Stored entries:
┄┄┄┄┄┄┄┄┄┄┄┄┄┄┄┄┄┄┄┄
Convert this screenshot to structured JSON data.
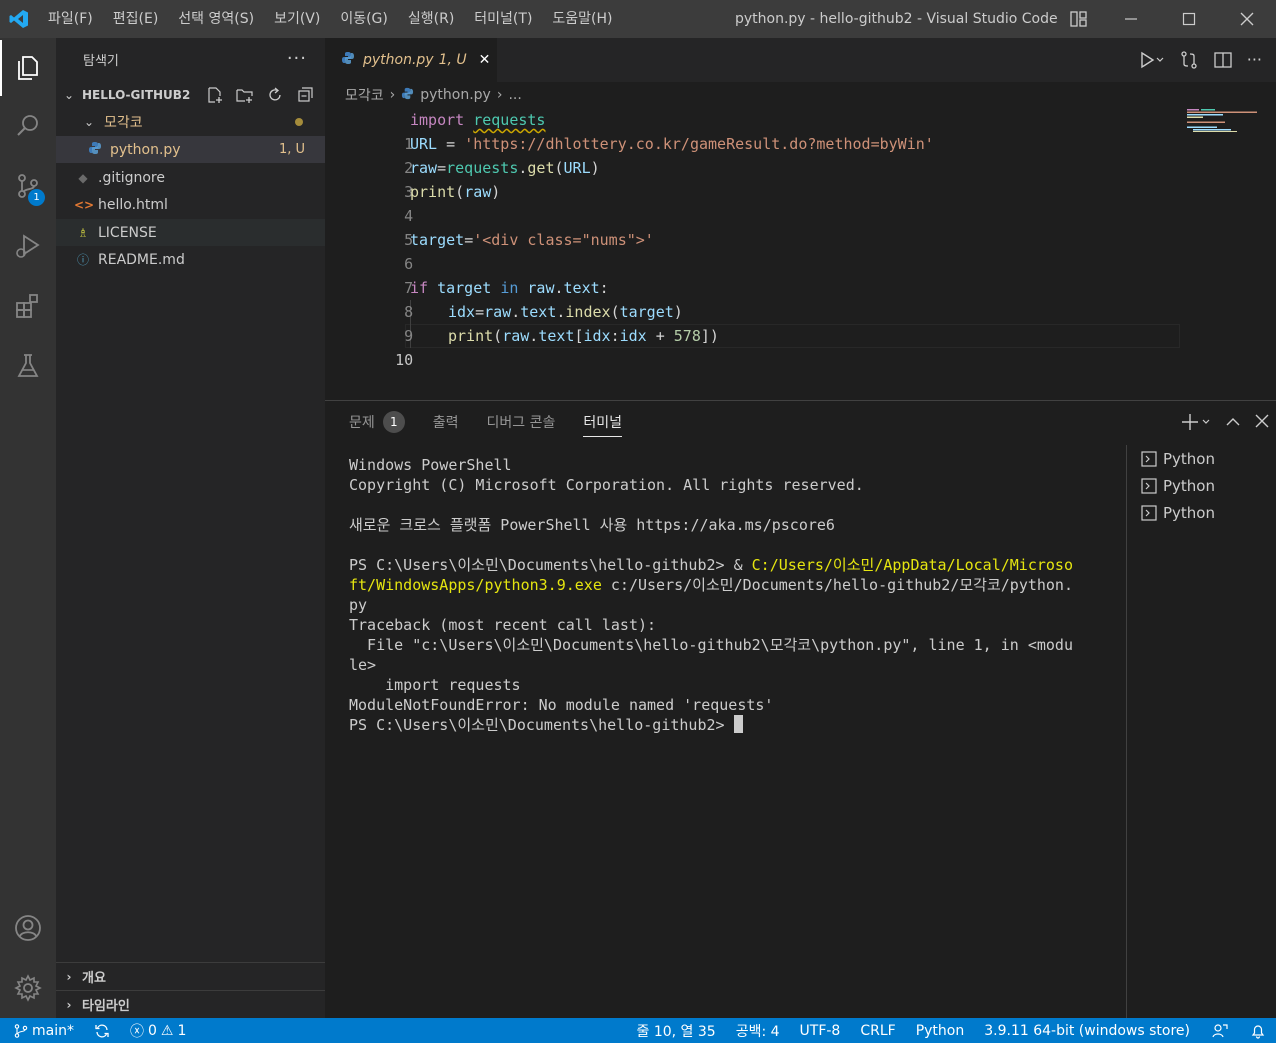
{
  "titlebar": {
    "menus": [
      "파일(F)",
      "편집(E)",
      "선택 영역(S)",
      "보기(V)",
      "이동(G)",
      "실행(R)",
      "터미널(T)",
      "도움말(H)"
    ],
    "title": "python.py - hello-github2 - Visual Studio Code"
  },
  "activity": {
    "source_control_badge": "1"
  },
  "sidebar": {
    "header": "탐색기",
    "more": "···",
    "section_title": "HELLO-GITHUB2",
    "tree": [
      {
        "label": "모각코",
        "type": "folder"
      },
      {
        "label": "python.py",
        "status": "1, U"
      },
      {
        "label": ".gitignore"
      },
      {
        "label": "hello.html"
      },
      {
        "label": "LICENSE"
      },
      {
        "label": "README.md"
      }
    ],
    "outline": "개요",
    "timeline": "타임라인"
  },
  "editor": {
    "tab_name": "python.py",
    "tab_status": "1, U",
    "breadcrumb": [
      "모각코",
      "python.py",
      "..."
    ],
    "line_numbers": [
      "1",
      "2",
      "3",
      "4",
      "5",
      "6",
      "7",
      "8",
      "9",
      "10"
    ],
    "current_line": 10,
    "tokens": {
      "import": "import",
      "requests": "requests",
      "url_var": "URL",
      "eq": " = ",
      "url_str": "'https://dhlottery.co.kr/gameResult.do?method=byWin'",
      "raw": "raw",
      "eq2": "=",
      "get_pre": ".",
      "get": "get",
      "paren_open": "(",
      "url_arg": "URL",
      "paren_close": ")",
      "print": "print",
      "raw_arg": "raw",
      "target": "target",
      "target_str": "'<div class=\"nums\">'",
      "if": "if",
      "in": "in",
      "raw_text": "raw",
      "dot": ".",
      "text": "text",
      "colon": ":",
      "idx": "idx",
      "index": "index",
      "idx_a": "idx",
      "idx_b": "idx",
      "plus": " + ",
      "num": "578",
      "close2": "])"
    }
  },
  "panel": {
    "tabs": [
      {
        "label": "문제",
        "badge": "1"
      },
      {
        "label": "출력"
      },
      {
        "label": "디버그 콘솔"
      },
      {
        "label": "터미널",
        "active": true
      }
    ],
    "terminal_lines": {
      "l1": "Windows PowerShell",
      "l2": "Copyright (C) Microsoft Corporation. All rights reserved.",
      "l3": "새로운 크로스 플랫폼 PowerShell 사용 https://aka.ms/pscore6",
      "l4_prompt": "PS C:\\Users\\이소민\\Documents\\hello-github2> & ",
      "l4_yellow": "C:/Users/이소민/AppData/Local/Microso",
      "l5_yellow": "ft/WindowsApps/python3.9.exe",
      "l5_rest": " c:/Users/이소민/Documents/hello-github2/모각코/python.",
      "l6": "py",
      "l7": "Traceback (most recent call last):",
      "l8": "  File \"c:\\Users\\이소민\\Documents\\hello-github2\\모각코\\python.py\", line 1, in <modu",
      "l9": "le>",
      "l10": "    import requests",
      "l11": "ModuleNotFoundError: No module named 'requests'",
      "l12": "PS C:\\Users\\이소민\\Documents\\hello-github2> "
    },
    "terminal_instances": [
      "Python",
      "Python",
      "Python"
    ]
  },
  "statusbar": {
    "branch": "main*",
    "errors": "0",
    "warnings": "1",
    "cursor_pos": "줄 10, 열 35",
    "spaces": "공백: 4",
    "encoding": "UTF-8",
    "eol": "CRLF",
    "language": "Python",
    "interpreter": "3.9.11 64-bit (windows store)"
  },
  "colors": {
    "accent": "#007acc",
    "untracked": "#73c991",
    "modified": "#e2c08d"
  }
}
┄┄┄┄┄┄┄┄┄┄┄┄┄┄┄┄┄┄┄┄
▶ _PROBLEM REQUIREMENTS_
Look through the entries above and report each line where the string "Documents" occurs.

▶ _SOLUTION FOR THIS EXERCISE_
      "l4_prompt": "PS C:\\Users\\이소민\\Documents\\hello-github2> & ",
      "l5_rest": " c:/Users/이소민/Documents/hello-github2/모각코/python.",
      "l8": "  File \"c:\\Users\\이소민\\Documents\\hello-github2\\모각코\\python.py\", line 1, in <modu",
      "l12": "PS C:\\Users\\이소민\\Documents\\hello-github2> "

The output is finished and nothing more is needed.